[Begin Extracted data]
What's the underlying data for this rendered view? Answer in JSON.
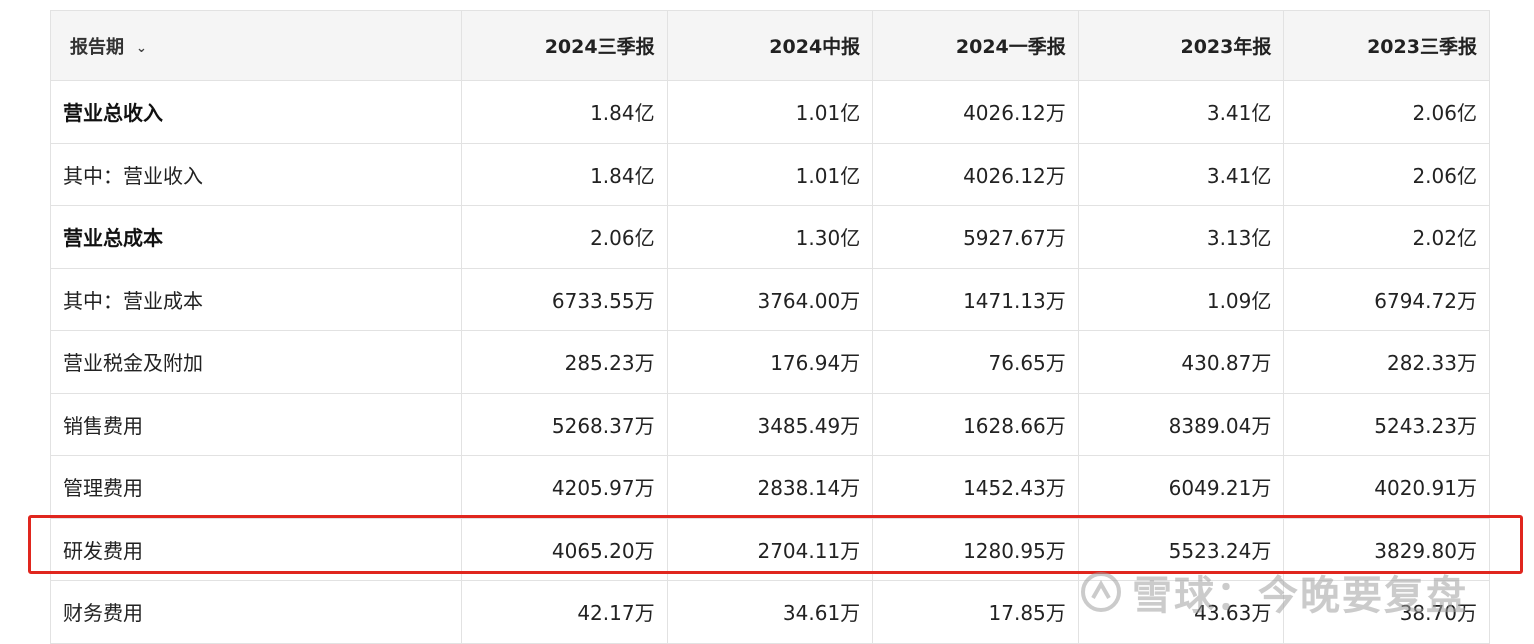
{
  "table": {
    "header": {
      "period_label": "报告期",
      "columns": [
        "2024三季报",
        "2024中报",
        "2024一季报",
        "2023年报",
        "2023三季报"
      ]
    },
    "rows": [
      {
        "label": "营业总收入",
        "bold": true,
        "values": [
          "1.84亿",
          "1.01亿",
          "4026.12万",
          "3.41亿",
          "2.06亿"
        ]
      },
      {
        "label": "其中：营业收入",
        "bold": false,
        "values": [
          "1.84亿",
          "1.01亿",
          "4026.12万",
          "3.41亿",
          "2.06亿"
        ]
      },
      {
        "label": "营业总成本",
        "bold": true,
        "values": [
          "2.06亿",
          "1.30亿",
          "5927.67万",
          "3.13亿",
          "2.02亿"
        ]
      },
      {
        "label": "其中：营业成本",
        "bold": false,
        "values": [
          "6733.55万",
          "3764.00万",
          "1471.13万",
          "1.09亿",
          "6794.72万"
        ]
      },
      {
        "label": "营业税金及附加",
        "bold": false,
        "values": [
          "285.23万",
          "176.94万",
          "76.65万",
          "430.87万",
          "282.33万"
        ]
      },
      {
        "label": "销售费用",
        "bold": false,
        "values": [
          "5268.37万",
          "3485.49万",
          "1628.66万",
          "8389.04万",
          "5243.23万"
        ]
      },
      {
        "label": "管理费用",
        "bold": false,
        "values": [
          "4205.97万",
          "2838.14万",
          "1452.43万",
          "6049.21万",
          "4020.91万"
        ]
      },
      {
        "label": "研发费用",
        "bold": false,
        "values": [
          "4065.20万",
          "2704.11万",
          "1280.95万",
          "5523.24万",
          "3829.80万"
        ]
      },
      {
        "label": "财务费用",
        "bold": false,
        "values": [
          "42.17万",
          "34.61万",
          "17.85万",
          "43.63万",
          "38.70万"
        ]
      }
    ]
  },
  "watermark": {
    "text": "雪球：今晚要复盘",
    "icon": "snowball-logo-icon"
  },
  "highlight": {
    "row_label": "研发费用",
    "color": "#e0261e"
  }
}
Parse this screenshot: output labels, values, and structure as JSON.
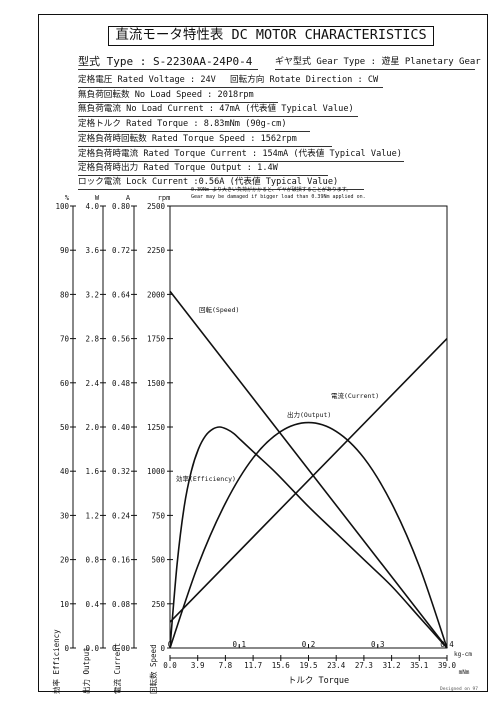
[End Extracted data]
• _Task statement_
Copy out each line word for word, please, skipping the images.

• _Right answer_
What's the underlying data for this rendered view? Answer in JSON.
{
  "table": {
    "header": {
      "period_label": "报告期",
      "columns": [
        "2024三季报",
        "2024中报",
        "2024一季报",
        "2023年报",
        "2023三季报"
      ]
    },
    "rows": [
      {
        "label": "营业总收入",
        "bold": true,
        "values": [
          "1.84亿",
          "1.01亿",
          "4026.12万",
          "3.41亿",
          "2.06亿"
        ]
      },
      {
        "label": "其中：营业收入",
        "bold": false,
        "values": [
          "1.84亿",
          "1.01亿",
          "4026.12万",
          "3.41亿",
          "2.06亿"
        ]
      },
      {
        "label": "营业总成本",
        "bold": true,
        "values": [
          "2.06亿",
          "1.30亿",
          "5927.67万",
          "3.13亿",
          "2.02亿"
        ]
      },
      {
        "label": "其中：营业成本",
        "bold": false,
        "values": [
          "6733.55万",
          "3764.00万",
          "1471.13万",
          "1.09亿",
          "6794.72万"
        ]
      },
      {
        "label": "营业税金及附加",
        "bold": false,
        "values": [
          "285.23万",
          "176.94万",
          "76.65万",
          "430.87万",
          "282.33万"
        ]
      },
      {
        "label": "销售费用",
        "bold": false,
        "values": [
          "5268.37万",
          "3485.49万",
          "1628.66万",
          "8389.04万",
          "5243.23万"
        ]
      },
      {
        "label": "管理费用",
        "bold": false,
        "values": [
          "4205.97万",
          "2838.14万",
          "1452.43万",
          "6049.21万",
          "4020.91万"
        ]
      },
      {
        "label": "研发费用",
        "bold": false,
        "values": [
          "4065.20万",
          "2704.11万",
          "1280.95万",
          "5523.24万",
          "3829.80万"
        ]
      },
      {
        "label": "财务费用",
        "bold": false,
        "values": [
          "42.17万",
          "34.61万",
          "17.85万",
          "43.63万",
          "38.70万"
        ]
      }
    ]
  },
  "watermark": {
    "text": "雪球：今晚要复盘",
    "icon": "snowball-logo-icon"
  },
  "highlight": {
    "row_label": "研发费用",
    "color": "#e0261e"
  }
}
Parse this screenshot: output labels, values, and structure as JSON.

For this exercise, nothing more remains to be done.